--- Records for this exercise ---

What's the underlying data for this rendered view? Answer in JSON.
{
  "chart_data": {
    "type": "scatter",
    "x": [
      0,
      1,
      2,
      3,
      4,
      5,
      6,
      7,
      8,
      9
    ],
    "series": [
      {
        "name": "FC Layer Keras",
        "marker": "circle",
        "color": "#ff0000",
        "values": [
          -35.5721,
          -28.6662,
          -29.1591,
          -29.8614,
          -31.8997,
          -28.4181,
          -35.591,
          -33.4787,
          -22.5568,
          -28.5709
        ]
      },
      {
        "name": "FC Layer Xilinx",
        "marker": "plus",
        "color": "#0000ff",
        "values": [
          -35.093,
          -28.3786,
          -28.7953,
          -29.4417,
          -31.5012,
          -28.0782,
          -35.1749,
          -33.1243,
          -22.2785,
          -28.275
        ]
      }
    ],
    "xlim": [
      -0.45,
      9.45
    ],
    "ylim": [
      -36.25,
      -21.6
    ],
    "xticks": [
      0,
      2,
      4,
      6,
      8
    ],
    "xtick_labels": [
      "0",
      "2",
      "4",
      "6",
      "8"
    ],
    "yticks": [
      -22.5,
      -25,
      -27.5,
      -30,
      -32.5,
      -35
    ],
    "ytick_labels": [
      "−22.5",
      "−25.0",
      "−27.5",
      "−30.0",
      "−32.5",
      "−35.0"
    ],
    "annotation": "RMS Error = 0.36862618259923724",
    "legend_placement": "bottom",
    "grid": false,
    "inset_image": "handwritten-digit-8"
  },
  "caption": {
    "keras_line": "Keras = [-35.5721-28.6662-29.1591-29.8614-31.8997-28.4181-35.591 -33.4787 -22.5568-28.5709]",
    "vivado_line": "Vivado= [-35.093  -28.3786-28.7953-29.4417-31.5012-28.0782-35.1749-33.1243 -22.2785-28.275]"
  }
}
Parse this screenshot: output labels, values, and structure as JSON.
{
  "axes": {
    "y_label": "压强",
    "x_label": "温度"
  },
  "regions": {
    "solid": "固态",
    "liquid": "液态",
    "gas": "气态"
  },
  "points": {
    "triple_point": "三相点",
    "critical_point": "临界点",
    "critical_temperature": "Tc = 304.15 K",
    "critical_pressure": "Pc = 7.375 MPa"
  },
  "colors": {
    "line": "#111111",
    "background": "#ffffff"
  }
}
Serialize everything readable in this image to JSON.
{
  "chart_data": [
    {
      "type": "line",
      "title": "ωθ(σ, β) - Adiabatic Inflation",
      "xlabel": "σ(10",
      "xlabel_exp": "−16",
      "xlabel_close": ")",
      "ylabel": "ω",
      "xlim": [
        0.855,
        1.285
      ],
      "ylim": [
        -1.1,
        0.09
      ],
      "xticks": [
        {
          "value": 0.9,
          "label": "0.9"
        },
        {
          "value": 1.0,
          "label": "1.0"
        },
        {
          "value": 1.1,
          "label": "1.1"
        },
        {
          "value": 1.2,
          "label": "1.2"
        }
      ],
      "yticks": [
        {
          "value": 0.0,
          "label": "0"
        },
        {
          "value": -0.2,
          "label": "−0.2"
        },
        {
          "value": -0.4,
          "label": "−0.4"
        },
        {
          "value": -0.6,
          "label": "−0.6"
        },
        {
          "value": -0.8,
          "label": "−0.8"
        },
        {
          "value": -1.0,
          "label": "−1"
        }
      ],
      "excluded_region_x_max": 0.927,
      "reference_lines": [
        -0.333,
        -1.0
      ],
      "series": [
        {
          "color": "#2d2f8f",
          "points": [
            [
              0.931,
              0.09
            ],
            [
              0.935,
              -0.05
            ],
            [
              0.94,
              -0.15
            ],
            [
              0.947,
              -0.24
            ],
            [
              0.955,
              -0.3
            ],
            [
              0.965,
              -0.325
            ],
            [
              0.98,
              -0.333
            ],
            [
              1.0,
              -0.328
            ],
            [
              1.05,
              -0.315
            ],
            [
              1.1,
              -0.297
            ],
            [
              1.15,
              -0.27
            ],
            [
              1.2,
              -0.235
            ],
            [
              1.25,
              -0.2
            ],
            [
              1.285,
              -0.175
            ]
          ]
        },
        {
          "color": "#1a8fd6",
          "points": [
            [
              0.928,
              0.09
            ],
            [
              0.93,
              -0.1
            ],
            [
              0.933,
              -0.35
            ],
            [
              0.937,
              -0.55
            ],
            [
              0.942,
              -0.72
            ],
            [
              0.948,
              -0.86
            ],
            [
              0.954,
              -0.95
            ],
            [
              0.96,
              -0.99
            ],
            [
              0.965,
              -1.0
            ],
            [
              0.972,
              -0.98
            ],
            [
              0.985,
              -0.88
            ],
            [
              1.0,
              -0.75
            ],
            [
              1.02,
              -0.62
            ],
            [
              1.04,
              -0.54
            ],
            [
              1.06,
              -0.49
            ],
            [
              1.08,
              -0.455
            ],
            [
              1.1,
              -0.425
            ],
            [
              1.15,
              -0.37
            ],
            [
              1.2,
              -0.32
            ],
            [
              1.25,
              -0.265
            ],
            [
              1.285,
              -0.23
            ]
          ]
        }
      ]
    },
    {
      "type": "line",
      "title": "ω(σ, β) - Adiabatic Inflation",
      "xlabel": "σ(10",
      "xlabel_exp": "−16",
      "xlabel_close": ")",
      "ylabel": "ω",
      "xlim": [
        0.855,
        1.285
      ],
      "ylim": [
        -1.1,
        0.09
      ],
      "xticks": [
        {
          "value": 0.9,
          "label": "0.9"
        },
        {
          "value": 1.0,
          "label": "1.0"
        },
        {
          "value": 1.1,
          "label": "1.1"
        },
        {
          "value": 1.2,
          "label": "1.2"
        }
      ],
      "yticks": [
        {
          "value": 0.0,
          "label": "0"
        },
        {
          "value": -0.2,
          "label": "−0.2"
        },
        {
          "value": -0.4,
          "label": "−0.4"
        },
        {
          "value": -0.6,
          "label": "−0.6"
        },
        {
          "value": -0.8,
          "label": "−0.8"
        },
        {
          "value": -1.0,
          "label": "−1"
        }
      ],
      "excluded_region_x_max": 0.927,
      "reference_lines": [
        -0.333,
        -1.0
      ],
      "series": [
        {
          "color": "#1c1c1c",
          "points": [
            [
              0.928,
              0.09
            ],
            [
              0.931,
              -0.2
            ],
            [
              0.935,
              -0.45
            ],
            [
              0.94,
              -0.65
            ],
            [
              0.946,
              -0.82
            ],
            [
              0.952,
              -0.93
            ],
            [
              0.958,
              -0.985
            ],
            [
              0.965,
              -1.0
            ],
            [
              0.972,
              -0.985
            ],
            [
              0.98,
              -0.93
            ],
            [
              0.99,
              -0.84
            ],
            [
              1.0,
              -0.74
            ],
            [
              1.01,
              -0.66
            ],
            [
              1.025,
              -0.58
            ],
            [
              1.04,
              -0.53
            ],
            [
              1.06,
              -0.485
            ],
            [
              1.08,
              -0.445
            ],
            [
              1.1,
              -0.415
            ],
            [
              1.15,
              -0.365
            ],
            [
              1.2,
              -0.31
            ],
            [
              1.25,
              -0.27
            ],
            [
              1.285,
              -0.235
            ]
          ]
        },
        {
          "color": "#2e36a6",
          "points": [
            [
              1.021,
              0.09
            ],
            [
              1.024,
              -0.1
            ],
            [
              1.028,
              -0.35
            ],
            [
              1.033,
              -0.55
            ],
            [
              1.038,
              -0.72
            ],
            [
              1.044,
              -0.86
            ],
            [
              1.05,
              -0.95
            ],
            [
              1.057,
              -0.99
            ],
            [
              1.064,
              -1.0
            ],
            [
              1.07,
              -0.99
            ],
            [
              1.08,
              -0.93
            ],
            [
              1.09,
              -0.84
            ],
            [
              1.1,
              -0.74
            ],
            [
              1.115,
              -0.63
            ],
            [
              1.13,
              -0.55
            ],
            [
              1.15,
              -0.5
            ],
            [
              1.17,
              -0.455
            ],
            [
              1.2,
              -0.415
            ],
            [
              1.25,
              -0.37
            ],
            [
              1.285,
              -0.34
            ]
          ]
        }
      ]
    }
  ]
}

---

Aim:
Find the lines above that contain the word "JSON" and collect them.

Worked solution:
What's the underlying data for this rendered view? Answer in JSON.
Parse this screenshot: output labels, values, and structure as JSON.
Serialize everything readable in this image to JSON.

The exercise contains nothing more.